Data records:
"""
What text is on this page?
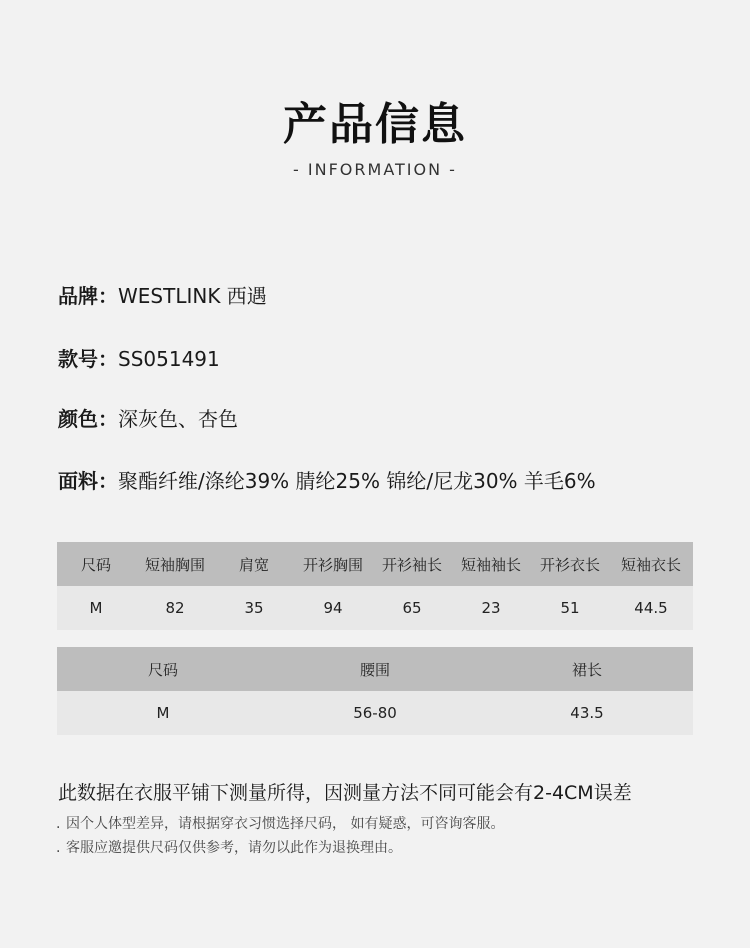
产品信息
- INFORMATION -
品牌：WESTLINK 西遇
款号：SS051491
颜色：深灰色、杏色
面料：聚酯纤维/涤纶39% 腈纶25% 锦纶/尼龙30% 羊毛6%
尺码	短袖胸围	肩宽	开衫胸围	开衫袖长	短袖袖长	开衫衣长	短袖衣长
M	82	35	94	65	23	51	44.5
尺码	腰围	裙长
M	56-80	43.5
此数据在衣服平铺下测量所得，因测量方法不同可能会有2-4CM误差
. 因个人体型差异，请根据穿衣习惯选择尺码， 如有疑惑，可咨询客服。
. 客服应邀提供尺码仅供参考，请勿以此作为退换理由。
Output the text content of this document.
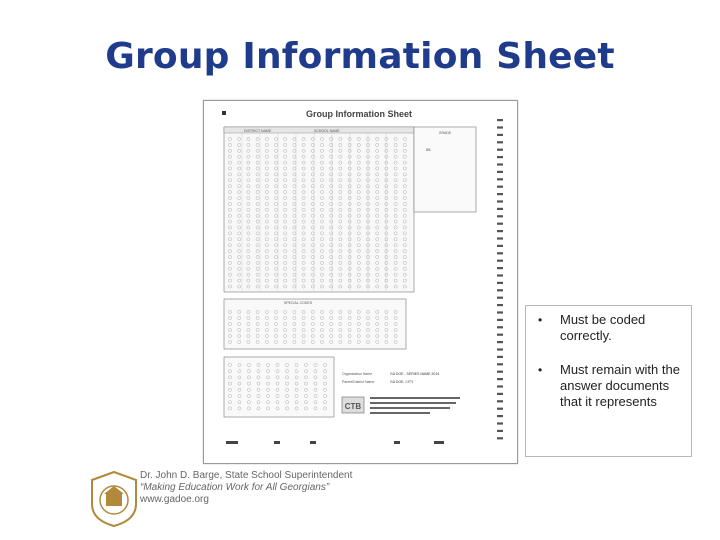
Group Information Sheet
Group Information Sheet
DISTRICT NAME	SCHOOL NAME	GRADE
05
SPECIAL CODES
Organization Name	GA DOE - SERIES NAME 2014
Parent/District Name	GA DOE, CITY
CTB
• Must be coded correctly.
• Must remain with the answer documents that it represents
Dr. John D. Barge, State School Superintendent
“Making Education Work for All Georgians”
www.gadoe.org
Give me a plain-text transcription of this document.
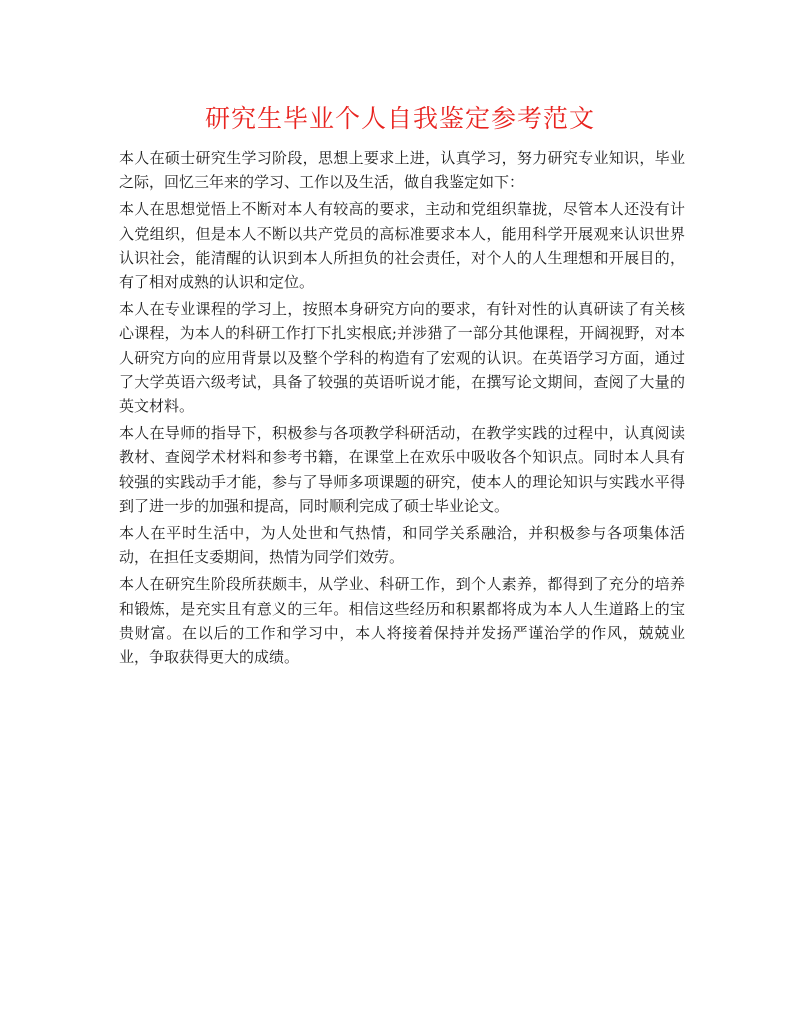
研究生毕业个人自我鉴定参考范文

本人在硕士研究生学习阶段，思想上要求上进，认真学习，努力研究专业知识，毕业之际，回忆三年来的学习、工作以及生活，做自我鉴定如下：

本人在思想觉悟上不断对本人有较高的要求，主动和党组织靠拢，尽管本人还没有计入党组织，但是本人不断以共产党员的高标准要求本人，能用科学开展观来认识世界认识社会，能清醒的认识到本人所担负的社会责任，对个人的人生理想和开展目的，有了相对成熟的认识和定位。

本人在专业课程的学习上，按照本身研究方向的要求，有针对性的认真研读了有关核心课程，为本人的科研工作打下扎实根底;并涉猎了一部分其他课程，开阔视野，对本人研究方向的应用背景以及整个学科的构造有了宏观的认识。在英语学习方面，通过了大学英语六级考试，具备了较强的英语听说才能，在撰写论文期间，查阅了大量的英文材料。

本人在导师的指导下，积极参与各项教学科研活动，在教学实践的过程中，认真阅读教材、查阅学术材料和参考书籍，在课堂上在欢乐中吸收各个知识点。同时本人具有较强的实践动手才能，参与了导师多项课题的研究，使本人的理论知识与实践水平得到了进一步的加强和提高，同时顺利完成了硕士毕业论文。

本人在平时生活中，为人处世和气热情，和同学关系融洽，并积极参与各项集体活动，在担任支委期间，热情为同学们效劳。

本人在研究生阶段所获颇丰，从学业、科研工作，到个人素养，都得到了充分的培养和锻炼，是充实且有意义的三年。相信这些经历和积累都将成为本人人生道路上的宝贵财富。在以后的工作和学习中，本人将接着保持并发扬严谨治学的作风，兢兢业业，争取获得更大的成绩。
"""
Extract the run of lines beginning with the line that holds "Output the text content of this document." and ending at the last line of the data, inclusive. Exclude any pictures from the copy.

• [Expected answer]:
Output the text content of this document.
Group Information Sheet
Group Information Sheet
DISTRICT NAME	SCHOOL NAME	GRADE
05
SPECIAL CODES
Organization Name	GA DOE - SERIES NAME 2014
Parent/District Name	GA DOE, CITY
CTB
• Must be coded correctly.
• Must remain with the answer documents that it represents
Dr. John D. Barge, State School Superintendent
“Making Education Work for All Georgians”
www.gadoe.org
Give me a plain-text transcription of this document.
研究生毕业个人自我鉴定参考范文

本人在硕士研究生学习阶段，思想上要求上进，认真学习，努力研究专业知识，毕业之际，回忆三年来的学习、工作以及生活，做自我鉴定如下：

本人在思想觉悟上不断对本人有较高的要求，主动和党组织靠拢，尽管本人还没有计入党组织，但是本人不断以共产党员的高标准要求本人，能用科学开展观来认识世界认识社会，能清醒的认识到本人所担负的社会责任，对个人的人生理想和开展目的，有了相对成熟的认识和定位。

本人在专业课程的学习上，按照本身研究方向的要求，有针对性的认真研读了有关核心课程，为本人的科研工作打下扎实根底;并涉猎了一部分其他课程，开阔视野，对本人研究方向的应用背景以及整个学科的构造有了宏观的认识。在英语学习方面，通过了大学英语六级考试，具备了较强的英语听说才能，在撰写论文期间，查阅了大量的英文材料。

本人在导师的指导下，积极参与各项教学科研活动，在教学实践的过程中，认真阅读教材、查阅学术材料和参考书籍，在课堂上在欢乐中吸收各个知识点。同时本人具有较强的实践动手才能，参与了导师多项课题的研究，使本人的理论知识与实践水平得到了进一步的加强和提高，同时顺利完成了硕士毕业论文。

本人在平时生活中，为人处世和气热情，和同学关系融洽，并积极参与各项集体活动，在担任支委期间，热情为同学们效劳。

本人在研究生阶段所获颇丰，从学业、科研工作，到个人素养，都得到了充分的培养和锻炼，是充实且有意义的三年。相信这些经历和积累都将成为本人人生道路上的宝贵财富。在以后的工作和学习中，本人将接着保持并发扬严谨治学的作风，兢兢业业，争取获得更大的成绩。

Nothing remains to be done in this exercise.